- [Exercise description]
Copy out each line containing "that" from the entries below.

- [Excerpted data]
══════════════════════════════

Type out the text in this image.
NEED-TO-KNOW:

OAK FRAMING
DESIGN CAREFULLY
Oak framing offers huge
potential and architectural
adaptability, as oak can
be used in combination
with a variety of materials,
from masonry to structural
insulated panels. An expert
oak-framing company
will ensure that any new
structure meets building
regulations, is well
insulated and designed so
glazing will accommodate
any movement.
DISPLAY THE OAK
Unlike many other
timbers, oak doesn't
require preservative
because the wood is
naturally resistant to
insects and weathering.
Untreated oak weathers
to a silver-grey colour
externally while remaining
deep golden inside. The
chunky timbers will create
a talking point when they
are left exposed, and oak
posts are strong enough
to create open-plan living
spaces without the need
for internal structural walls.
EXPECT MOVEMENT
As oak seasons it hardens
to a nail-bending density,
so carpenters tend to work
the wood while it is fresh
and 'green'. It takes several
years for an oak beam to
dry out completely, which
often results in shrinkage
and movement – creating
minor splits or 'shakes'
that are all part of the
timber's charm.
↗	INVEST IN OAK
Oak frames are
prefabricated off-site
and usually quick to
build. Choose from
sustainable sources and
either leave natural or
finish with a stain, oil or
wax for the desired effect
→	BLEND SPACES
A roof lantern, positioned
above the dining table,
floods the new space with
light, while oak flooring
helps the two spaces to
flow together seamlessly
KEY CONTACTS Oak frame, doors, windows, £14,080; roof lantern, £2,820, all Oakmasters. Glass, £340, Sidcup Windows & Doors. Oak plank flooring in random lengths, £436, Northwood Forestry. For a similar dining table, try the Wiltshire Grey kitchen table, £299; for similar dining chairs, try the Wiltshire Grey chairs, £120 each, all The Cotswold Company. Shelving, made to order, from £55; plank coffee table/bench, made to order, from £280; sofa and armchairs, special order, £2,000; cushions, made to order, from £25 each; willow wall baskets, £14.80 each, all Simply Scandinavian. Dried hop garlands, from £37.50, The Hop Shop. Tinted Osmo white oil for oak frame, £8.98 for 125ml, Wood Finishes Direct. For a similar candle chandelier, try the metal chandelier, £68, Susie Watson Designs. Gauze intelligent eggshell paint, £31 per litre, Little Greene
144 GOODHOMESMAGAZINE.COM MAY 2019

══════════════════════════════

- [Output for this task]
will ensure that any new
that are all part of the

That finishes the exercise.